# Required work:
Where a line holds the word "ciśnienie", copy that line.

# Material to process:
— START —

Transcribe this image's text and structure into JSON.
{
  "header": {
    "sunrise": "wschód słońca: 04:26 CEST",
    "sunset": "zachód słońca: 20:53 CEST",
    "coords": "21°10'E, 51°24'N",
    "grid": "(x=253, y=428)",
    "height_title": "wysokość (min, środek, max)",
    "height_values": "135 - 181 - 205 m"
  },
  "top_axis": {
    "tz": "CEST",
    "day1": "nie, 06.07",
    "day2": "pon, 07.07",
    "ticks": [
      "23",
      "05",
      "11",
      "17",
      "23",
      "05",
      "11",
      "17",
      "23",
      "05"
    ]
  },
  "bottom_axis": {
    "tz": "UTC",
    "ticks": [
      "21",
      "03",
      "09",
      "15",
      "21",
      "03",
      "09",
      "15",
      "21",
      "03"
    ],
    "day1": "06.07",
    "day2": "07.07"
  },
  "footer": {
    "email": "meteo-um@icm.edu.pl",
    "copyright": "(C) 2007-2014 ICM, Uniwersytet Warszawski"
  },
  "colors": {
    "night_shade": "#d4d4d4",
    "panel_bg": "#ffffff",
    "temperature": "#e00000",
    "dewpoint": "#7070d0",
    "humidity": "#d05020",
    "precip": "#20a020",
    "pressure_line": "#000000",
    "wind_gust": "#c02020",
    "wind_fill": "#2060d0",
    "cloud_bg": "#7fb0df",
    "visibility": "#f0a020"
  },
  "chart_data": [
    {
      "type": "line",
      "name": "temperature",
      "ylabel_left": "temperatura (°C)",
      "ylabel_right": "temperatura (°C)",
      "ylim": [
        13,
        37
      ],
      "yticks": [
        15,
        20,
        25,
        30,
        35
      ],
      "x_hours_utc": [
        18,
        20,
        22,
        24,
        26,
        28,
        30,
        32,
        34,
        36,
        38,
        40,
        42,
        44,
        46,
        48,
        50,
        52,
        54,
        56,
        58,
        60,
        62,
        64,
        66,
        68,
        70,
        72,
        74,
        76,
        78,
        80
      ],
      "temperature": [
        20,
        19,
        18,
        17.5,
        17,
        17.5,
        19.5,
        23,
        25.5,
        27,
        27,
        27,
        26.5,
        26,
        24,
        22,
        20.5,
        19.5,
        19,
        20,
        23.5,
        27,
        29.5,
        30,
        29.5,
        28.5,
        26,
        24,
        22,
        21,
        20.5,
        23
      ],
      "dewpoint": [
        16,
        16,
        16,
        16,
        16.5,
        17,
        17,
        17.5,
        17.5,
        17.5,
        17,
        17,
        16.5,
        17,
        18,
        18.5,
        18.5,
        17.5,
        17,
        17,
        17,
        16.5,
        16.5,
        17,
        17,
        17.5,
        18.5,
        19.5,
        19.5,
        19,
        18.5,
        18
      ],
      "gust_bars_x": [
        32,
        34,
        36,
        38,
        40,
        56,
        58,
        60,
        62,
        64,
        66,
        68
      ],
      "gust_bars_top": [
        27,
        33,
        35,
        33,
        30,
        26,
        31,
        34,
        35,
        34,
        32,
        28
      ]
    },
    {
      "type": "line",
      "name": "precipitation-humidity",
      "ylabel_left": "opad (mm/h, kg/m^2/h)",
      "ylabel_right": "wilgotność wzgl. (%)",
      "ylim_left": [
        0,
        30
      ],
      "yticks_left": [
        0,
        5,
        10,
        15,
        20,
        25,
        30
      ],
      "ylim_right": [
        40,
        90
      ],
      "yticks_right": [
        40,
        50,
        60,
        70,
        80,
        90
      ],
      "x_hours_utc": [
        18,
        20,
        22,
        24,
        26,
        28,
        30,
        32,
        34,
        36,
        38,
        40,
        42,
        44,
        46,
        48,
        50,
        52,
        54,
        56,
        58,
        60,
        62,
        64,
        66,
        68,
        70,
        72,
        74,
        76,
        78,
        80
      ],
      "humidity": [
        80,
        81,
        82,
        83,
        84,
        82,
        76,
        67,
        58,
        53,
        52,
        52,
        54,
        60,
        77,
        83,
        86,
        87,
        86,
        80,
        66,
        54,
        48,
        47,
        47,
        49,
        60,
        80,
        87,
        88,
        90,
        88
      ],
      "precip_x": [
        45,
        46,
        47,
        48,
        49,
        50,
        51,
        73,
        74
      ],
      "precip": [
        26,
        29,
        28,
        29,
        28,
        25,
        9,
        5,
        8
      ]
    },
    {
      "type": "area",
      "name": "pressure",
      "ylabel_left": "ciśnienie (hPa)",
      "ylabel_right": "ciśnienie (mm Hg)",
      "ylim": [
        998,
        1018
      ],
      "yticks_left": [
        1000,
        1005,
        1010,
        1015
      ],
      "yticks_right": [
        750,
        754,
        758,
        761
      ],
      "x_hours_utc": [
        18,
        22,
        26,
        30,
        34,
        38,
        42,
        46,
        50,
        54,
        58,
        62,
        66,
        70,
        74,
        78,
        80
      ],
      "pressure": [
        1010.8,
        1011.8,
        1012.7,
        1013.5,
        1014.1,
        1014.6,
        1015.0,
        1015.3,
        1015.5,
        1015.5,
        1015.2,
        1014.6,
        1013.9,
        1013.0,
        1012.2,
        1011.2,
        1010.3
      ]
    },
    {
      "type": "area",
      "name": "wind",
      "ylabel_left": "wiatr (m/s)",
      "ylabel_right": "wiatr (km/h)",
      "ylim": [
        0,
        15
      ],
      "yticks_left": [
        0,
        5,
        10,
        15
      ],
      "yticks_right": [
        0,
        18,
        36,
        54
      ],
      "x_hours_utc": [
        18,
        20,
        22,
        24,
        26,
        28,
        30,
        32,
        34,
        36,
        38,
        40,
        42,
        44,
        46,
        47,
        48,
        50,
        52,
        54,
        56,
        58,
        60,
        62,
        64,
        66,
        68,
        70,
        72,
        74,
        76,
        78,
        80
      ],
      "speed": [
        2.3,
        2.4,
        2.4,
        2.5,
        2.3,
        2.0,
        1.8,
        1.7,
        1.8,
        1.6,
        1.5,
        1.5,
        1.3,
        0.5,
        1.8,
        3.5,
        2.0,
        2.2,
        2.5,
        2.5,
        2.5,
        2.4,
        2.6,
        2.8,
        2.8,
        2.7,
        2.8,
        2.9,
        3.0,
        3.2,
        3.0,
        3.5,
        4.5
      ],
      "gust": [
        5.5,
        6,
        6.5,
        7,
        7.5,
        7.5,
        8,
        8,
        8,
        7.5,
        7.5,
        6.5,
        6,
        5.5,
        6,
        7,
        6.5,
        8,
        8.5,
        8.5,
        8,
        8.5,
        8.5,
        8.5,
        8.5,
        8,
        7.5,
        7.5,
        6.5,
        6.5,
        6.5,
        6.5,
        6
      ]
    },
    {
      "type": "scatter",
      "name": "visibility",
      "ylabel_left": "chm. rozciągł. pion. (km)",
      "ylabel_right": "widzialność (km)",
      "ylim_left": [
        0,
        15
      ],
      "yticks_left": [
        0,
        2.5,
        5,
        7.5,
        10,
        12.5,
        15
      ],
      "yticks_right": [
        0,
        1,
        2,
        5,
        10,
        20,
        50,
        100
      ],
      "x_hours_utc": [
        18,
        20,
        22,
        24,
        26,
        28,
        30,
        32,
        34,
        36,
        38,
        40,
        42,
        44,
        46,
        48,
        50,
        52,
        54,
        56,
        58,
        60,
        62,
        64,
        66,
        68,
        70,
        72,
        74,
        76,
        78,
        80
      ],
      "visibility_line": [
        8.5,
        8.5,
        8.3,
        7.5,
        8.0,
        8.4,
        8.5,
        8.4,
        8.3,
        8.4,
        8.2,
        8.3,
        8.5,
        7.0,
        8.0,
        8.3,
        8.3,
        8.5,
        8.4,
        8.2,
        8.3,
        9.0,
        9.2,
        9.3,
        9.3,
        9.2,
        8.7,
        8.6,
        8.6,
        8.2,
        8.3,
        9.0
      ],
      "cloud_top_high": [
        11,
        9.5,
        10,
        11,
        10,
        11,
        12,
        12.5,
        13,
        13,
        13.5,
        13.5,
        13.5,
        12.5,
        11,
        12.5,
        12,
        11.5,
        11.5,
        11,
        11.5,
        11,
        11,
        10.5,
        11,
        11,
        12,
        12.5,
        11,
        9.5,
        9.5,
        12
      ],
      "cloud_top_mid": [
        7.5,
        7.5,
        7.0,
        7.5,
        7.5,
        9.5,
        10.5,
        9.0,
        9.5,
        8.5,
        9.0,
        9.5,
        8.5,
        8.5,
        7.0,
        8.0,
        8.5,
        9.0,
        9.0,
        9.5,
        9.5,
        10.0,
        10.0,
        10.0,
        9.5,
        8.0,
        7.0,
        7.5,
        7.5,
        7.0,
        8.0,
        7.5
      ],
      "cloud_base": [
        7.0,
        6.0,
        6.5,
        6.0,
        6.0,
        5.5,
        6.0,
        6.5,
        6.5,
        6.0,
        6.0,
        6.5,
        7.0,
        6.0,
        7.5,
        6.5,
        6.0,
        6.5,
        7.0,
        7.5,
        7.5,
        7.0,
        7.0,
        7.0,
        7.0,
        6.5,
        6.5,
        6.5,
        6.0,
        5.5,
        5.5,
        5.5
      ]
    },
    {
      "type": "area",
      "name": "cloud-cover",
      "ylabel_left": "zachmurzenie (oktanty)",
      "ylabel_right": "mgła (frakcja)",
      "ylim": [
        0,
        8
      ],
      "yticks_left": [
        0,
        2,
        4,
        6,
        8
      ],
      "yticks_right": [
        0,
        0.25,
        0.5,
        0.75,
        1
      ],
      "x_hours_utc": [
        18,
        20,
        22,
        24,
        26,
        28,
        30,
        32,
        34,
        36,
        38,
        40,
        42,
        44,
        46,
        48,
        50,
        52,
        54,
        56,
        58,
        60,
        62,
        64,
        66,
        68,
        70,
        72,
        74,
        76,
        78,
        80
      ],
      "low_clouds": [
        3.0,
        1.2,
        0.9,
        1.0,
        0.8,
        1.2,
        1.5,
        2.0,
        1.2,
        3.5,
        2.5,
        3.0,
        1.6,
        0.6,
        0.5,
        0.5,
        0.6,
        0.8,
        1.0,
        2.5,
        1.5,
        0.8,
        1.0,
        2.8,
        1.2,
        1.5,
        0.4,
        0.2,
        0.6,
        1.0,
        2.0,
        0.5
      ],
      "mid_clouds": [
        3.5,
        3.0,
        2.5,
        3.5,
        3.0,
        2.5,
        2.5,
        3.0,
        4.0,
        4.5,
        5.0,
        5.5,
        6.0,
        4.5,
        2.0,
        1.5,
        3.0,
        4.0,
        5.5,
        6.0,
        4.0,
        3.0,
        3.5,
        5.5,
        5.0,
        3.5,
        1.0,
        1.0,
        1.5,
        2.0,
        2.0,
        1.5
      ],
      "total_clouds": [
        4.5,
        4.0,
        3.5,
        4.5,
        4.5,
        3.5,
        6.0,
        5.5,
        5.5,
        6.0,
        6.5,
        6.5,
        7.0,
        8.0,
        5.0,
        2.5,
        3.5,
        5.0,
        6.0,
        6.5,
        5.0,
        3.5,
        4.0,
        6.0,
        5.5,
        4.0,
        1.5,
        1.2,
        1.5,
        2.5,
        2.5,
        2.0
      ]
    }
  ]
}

— END —

# Task output:
      "ylabel_left": "ciśnienie (hPa)",
      "ylabel_right": "ciśnienie (mm Hg)",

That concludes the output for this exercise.